ENTRIES SUPPLIED:
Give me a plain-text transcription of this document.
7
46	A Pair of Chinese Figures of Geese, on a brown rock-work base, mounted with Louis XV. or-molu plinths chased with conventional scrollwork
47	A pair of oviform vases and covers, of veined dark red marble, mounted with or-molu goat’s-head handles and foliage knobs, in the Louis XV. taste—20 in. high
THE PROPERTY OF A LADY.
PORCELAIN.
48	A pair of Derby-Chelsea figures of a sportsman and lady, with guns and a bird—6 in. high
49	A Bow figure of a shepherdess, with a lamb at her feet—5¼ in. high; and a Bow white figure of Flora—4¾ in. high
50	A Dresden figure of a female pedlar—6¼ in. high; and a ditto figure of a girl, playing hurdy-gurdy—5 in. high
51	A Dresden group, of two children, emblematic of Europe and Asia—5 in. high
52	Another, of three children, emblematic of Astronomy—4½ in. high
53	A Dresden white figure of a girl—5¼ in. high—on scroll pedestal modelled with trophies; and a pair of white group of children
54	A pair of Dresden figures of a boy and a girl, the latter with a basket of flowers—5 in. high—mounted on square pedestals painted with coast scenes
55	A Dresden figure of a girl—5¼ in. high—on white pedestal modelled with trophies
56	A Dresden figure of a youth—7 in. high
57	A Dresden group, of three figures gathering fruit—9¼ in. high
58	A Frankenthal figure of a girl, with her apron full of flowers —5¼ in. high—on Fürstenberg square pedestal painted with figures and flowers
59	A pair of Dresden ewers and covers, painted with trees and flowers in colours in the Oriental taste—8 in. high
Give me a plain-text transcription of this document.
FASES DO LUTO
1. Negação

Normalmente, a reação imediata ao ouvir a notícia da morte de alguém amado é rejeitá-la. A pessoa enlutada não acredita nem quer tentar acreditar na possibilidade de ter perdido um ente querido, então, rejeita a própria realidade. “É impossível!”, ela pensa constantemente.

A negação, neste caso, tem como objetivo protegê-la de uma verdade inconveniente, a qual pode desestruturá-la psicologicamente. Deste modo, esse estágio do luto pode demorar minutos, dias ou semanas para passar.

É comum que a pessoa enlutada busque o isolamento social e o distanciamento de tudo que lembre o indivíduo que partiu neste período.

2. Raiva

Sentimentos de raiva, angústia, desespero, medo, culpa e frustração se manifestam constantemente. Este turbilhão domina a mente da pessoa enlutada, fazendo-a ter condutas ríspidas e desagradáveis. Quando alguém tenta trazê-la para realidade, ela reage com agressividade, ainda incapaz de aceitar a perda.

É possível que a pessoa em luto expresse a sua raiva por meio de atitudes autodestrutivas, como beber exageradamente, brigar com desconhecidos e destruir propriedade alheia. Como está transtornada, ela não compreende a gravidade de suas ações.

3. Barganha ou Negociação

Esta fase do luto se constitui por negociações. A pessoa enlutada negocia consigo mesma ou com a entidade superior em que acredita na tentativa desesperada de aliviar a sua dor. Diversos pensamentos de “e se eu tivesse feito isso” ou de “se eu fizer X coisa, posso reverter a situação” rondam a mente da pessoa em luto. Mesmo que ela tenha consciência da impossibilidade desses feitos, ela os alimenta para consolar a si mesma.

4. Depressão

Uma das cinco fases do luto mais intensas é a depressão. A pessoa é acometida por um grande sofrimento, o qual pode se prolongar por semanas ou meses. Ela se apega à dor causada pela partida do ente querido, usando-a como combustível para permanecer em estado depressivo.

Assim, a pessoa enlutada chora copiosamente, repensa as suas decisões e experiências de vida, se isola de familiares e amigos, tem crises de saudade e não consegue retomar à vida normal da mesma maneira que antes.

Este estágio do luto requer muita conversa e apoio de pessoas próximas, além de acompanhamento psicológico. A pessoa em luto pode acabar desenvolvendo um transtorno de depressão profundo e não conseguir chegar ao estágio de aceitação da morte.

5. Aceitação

TASK GOAL: Only lines with the word "mesma" are wanted, so copy each one from the records.

RESULT BELOW:
Esta fase do luto se constitui por negociações. A pessoa enlutada negocia consigo mesma ou com a entidade superior em que acredita na tentativa desesperada de aliviar a sua dor. Diversos pensamentos de “e se eu tivesse feito isso” ou de “se eu fizer X coisa, posso reverter a situação” rondam a mente da pessoa em luto. Mesmo que ela tenha consciência da impossibilidade desses feitos, ela os alimenta para consolar a si mesma.
Assim, a pessoa enlutada chora copiosamente, repensa as suas decisões e experiências de vida, se isola de familiares e amigos, tem crises de saudade e não consegue retomar à vida normal da mesma maneira que antes.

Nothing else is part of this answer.